Data records
# # # # #
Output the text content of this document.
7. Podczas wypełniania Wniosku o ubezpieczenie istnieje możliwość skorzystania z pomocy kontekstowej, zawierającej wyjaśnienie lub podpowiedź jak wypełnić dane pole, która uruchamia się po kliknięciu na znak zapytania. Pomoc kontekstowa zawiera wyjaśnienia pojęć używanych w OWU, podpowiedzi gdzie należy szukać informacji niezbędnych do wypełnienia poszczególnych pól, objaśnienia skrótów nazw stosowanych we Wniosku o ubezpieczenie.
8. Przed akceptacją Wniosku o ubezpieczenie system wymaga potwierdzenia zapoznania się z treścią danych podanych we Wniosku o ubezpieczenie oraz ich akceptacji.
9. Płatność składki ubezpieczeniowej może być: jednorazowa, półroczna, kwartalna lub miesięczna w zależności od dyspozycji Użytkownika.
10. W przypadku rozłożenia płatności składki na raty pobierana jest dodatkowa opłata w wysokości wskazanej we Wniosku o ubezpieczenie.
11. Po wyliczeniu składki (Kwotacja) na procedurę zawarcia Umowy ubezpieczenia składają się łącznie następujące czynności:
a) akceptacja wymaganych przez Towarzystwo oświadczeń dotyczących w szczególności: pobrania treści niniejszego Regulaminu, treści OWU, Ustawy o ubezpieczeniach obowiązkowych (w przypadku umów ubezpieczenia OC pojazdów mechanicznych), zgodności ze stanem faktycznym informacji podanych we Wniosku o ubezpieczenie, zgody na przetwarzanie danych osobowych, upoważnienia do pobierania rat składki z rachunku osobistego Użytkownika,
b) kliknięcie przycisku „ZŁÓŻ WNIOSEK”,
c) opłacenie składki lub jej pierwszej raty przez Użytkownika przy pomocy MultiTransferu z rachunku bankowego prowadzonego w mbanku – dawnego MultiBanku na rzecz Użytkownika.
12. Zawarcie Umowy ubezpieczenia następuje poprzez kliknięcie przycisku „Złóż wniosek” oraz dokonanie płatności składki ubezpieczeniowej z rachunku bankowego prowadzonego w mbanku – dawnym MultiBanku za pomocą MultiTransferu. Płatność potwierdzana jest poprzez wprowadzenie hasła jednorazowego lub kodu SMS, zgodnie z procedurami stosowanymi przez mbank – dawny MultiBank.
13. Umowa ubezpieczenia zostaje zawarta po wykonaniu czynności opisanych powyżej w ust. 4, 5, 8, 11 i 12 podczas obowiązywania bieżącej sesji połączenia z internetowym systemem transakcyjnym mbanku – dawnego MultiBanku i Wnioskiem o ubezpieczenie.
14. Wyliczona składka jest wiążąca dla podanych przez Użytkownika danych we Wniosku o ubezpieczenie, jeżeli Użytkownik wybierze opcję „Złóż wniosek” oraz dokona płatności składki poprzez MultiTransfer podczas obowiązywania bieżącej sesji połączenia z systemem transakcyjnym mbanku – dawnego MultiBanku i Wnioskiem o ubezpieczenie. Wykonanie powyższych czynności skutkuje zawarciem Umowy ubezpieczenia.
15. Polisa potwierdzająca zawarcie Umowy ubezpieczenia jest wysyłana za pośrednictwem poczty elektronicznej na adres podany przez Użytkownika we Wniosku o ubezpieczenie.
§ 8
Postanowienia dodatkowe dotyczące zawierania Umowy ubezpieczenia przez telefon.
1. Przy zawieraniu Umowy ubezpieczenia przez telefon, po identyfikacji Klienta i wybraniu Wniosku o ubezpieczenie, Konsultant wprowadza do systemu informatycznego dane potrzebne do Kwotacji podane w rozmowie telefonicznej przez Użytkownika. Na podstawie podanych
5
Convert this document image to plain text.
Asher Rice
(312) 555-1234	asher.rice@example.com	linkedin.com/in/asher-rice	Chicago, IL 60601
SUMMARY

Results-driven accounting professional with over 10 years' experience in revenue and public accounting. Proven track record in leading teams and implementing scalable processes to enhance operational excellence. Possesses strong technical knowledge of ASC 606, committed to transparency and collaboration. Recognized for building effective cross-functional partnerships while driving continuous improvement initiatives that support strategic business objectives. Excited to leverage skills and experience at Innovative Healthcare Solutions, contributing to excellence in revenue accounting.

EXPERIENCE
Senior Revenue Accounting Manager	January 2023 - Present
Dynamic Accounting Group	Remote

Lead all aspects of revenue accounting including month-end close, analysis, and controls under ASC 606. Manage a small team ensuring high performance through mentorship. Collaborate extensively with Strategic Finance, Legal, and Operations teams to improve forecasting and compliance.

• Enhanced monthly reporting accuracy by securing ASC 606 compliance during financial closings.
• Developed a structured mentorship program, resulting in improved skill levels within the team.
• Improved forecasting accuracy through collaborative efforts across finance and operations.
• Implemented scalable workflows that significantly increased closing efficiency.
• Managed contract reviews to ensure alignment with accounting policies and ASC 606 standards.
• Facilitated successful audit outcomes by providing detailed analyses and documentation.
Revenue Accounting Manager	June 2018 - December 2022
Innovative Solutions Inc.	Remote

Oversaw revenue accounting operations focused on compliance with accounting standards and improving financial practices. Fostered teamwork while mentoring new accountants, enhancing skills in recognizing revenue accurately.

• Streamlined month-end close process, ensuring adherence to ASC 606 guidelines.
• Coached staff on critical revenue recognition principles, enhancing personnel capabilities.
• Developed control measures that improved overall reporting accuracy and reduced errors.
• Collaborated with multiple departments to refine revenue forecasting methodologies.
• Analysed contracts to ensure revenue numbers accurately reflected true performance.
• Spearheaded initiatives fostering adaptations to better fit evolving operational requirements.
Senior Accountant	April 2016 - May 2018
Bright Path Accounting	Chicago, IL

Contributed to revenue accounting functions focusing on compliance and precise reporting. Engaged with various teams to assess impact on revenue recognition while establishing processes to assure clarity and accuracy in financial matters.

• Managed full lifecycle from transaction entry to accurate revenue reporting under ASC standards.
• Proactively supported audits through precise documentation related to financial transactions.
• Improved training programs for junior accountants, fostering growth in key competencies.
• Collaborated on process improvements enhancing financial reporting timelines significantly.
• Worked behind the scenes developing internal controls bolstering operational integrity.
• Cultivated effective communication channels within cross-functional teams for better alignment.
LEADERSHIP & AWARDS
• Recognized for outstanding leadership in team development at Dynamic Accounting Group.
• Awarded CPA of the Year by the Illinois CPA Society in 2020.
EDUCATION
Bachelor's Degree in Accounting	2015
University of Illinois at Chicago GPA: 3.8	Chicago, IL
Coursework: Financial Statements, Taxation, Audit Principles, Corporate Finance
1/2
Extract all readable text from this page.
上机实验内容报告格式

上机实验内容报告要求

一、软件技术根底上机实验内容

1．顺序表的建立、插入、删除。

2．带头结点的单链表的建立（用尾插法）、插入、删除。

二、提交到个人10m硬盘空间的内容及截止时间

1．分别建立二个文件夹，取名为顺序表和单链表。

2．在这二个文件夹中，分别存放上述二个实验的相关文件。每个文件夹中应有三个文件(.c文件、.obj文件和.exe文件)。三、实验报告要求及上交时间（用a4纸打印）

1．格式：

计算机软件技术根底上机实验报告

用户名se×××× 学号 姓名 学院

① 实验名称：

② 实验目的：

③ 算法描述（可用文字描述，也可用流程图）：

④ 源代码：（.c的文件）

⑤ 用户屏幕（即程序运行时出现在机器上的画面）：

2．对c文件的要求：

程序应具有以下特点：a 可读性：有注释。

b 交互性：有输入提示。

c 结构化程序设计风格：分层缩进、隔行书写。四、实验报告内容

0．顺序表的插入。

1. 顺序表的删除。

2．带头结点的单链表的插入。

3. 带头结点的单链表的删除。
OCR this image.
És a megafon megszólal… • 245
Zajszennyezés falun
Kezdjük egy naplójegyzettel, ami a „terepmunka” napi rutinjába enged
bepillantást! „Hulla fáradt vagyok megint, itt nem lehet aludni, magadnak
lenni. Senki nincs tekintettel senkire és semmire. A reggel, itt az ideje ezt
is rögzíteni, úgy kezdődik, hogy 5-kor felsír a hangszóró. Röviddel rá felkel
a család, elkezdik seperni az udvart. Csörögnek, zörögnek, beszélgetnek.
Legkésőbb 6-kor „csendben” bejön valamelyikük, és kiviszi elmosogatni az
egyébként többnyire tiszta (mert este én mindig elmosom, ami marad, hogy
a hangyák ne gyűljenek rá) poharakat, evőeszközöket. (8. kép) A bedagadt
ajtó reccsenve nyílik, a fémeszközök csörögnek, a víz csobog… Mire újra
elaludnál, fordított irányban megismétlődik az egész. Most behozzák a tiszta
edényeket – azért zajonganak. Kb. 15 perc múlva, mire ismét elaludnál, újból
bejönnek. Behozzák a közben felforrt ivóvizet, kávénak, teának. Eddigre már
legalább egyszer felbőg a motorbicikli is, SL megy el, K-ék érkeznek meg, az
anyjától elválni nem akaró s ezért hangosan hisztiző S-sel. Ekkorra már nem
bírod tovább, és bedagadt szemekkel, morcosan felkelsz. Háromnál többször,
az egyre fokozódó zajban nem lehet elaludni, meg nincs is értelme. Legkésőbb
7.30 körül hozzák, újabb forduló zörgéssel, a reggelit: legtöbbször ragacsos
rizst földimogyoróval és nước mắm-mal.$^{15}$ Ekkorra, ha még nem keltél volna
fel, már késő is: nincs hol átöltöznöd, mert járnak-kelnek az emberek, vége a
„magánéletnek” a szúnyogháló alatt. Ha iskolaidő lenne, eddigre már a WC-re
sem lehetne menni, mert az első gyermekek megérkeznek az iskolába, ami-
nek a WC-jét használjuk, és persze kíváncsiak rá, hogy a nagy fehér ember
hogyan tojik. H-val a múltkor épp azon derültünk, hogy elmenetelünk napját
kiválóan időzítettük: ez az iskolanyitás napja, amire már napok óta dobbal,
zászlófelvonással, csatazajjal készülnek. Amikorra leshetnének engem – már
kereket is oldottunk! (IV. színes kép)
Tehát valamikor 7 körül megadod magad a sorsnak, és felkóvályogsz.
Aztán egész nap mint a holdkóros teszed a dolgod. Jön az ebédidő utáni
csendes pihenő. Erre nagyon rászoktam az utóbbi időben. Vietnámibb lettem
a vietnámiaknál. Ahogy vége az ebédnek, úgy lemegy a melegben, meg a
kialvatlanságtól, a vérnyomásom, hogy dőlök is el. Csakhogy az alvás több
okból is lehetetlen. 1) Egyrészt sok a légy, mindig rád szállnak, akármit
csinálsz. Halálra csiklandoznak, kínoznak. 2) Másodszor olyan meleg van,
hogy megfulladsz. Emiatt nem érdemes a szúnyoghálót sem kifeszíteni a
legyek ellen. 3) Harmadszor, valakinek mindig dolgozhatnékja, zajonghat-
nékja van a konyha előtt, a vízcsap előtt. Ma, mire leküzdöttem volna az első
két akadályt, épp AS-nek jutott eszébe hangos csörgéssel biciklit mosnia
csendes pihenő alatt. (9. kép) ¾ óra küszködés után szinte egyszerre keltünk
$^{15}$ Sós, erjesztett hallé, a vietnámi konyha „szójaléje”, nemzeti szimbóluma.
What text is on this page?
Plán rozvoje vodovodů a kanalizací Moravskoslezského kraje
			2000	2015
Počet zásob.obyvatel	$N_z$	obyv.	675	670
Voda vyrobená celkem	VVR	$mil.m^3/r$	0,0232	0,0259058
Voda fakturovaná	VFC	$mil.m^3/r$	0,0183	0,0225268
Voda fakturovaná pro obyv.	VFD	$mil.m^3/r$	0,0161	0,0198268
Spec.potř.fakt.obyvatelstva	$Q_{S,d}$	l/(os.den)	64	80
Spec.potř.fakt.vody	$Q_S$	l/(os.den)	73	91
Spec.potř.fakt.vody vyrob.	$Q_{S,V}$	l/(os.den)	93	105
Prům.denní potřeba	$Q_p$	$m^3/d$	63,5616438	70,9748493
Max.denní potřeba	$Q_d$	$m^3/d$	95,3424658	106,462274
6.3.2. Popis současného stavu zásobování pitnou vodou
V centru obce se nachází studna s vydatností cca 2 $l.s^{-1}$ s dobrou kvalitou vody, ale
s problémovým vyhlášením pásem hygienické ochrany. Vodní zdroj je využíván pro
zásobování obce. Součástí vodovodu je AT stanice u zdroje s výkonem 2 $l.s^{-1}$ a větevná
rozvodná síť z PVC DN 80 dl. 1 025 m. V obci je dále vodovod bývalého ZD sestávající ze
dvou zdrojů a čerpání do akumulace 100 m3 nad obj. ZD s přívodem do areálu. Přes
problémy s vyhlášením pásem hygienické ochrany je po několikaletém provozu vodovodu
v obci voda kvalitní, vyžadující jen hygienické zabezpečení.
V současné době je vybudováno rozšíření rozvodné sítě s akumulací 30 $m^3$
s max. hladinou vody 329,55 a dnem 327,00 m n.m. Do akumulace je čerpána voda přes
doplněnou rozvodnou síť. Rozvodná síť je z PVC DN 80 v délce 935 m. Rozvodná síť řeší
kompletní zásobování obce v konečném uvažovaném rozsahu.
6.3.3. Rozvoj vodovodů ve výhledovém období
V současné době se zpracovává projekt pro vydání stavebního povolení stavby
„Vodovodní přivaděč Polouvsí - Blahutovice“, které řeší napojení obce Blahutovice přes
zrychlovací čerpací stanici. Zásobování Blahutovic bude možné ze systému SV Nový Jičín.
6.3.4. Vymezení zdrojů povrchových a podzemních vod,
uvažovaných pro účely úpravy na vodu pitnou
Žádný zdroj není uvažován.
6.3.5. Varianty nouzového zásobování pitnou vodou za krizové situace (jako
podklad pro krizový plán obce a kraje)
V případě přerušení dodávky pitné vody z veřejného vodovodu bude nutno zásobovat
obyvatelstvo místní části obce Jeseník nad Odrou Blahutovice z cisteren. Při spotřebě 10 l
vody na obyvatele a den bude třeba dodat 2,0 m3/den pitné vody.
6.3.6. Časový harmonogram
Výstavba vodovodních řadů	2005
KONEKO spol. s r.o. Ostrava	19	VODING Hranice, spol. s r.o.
# # # # #
[Work to do] Identify every line above with the string "Legkésőbb" in it. Copy those lines.

[Solved exercise]
Legkésőbb 6-kor „csendben” bejön valamelyikük, és kiviszi elmosogatni az
az egyre fokozódó zajban nem lehet elaludni, meg nincs is értelme. Legkésőbb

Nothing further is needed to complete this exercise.